* INSTRUCTION: Wherever the word "content" appears in a line, copy that line.

>> START

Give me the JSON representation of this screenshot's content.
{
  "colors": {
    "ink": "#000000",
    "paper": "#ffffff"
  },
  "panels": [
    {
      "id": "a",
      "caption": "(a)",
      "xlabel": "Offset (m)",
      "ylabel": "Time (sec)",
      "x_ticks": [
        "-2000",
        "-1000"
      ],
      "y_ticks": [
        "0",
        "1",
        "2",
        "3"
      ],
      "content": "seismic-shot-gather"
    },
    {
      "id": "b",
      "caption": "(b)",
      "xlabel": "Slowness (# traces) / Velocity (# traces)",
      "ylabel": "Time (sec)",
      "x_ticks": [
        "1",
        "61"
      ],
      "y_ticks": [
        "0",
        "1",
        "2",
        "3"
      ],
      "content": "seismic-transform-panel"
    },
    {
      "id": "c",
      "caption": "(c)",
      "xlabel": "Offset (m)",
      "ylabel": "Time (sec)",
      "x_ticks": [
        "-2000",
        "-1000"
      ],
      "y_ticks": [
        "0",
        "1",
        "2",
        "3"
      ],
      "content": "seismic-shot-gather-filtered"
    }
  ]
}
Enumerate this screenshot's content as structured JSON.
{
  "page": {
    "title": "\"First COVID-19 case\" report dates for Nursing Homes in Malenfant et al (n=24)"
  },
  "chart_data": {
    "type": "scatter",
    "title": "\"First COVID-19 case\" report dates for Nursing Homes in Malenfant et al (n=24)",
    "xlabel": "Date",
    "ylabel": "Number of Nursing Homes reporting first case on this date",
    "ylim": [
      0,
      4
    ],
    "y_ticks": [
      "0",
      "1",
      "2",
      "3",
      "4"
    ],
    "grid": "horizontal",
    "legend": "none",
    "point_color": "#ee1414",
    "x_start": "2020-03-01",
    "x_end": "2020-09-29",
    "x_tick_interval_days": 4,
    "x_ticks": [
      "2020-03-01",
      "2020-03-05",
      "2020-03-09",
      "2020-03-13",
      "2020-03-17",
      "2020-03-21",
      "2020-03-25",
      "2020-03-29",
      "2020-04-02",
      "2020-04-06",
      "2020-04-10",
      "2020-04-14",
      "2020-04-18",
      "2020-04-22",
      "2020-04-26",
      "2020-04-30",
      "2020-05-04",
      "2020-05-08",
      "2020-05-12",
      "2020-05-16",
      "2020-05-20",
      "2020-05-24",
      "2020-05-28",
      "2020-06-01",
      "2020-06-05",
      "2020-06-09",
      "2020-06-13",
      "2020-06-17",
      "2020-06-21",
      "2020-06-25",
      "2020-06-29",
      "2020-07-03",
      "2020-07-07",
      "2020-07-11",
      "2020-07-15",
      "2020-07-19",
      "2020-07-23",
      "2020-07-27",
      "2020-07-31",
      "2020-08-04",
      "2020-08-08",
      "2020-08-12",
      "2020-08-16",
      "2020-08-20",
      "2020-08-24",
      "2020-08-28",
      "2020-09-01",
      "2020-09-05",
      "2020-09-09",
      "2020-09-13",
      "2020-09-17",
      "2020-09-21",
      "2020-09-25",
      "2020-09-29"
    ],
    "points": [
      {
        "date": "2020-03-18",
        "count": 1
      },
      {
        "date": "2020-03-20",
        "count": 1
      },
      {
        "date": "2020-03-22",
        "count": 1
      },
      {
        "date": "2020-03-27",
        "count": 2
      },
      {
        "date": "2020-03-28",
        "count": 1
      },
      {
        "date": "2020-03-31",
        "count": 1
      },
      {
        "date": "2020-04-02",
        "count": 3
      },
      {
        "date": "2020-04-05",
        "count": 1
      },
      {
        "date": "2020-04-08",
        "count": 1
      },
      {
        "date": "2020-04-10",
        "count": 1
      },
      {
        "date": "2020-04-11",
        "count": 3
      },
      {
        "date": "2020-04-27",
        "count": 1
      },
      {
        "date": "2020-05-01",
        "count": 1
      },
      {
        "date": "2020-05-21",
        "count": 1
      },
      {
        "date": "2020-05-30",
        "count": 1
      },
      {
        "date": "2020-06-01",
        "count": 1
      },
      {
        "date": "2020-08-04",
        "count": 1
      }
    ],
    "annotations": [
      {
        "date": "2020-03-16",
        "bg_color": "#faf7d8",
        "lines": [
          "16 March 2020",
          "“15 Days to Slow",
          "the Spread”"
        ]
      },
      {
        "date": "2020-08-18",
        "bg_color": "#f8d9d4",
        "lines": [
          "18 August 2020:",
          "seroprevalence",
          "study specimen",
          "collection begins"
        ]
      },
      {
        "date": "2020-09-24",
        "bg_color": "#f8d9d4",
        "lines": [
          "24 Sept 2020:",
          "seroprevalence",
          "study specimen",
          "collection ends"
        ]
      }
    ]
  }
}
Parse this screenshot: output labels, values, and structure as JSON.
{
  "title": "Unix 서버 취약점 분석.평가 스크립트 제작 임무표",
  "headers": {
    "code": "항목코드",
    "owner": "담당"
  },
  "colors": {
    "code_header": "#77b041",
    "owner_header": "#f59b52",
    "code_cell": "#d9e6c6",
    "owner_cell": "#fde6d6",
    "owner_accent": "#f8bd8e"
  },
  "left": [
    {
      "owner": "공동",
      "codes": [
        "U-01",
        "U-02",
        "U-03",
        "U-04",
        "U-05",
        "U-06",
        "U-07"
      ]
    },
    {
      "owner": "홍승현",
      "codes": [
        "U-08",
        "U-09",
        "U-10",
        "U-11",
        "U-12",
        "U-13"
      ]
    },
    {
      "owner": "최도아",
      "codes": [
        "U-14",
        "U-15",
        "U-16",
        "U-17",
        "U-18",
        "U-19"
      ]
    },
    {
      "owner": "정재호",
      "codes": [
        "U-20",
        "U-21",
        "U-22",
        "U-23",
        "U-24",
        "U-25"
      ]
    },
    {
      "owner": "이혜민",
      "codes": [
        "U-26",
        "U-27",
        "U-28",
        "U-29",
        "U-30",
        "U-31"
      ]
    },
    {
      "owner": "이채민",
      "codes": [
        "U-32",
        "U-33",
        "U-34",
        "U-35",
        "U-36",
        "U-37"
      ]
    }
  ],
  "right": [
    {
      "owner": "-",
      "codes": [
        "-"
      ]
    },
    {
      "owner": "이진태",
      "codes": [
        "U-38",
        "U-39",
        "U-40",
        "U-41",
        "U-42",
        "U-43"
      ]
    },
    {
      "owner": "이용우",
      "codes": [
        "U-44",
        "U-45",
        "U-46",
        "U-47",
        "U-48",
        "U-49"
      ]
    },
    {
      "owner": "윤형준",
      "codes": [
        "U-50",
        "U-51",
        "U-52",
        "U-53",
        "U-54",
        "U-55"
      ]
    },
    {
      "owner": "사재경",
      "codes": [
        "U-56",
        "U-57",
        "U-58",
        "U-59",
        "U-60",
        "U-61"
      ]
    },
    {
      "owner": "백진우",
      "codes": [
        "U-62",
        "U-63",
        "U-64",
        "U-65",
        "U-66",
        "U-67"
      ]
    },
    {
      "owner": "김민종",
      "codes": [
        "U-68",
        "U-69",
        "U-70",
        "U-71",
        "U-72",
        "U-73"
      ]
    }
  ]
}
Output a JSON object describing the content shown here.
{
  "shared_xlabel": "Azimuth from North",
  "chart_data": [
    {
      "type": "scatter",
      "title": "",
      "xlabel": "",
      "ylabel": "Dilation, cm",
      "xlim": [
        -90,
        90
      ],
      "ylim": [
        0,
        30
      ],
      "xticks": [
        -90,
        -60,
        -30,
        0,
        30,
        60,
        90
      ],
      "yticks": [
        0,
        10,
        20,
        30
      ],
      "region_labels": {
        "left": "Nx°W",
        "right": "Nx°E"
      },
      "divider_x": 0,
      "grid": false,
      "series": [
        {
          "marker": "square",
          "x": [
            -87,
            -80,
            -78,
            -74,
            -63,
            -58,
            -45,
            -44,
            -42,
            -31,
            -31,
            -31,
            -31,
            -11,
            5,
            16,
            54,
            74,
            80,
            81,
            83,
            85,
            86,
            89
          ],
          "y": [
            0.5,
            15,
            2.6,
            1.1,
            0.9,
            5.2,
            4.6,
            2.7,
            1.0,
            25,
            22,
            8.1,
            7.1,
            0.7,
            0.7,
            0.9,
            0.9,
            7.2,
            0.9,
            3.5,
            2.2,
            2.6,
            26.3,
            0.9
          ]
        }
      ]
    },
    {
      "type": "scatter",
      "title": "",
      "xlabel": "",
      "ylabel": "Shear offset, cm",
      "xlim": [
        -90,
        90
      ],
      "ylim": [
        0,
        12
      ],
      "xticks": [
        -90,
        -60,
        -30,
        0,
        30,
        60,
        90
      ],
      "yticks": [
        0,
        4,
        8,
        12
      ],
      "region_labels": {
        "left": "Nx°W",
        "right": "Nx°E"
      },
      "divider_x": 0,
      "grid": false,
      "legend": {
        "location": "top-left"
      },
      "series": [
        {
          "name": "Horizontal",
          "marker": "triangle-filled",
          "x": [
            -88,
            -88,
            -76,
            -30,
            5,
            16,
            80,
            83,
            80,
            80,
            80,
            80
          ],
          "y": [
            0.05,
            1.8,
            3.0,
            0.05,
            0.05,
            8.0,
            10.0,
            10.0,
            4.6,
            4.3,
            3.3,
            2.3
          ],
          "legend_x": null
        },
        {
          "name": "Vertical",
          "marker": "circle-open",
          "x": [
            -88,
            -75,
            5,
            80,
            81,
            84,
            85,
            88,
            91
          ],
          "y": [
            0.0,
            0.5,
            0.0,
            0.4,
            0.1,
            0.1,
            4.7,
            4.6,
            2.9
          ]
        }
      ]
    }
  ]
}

>> END

* FINAL ANSWER:
Give me the JSON representation of this screenshot's content.
      "content": "seismic-shot-gather"
      "content": "seismic-transform-panel"
      "content": "seismic-shot-gather-filtered"
Enumerate this screenshot's content as structured JSON.
Output a JSON object describing the content shown here.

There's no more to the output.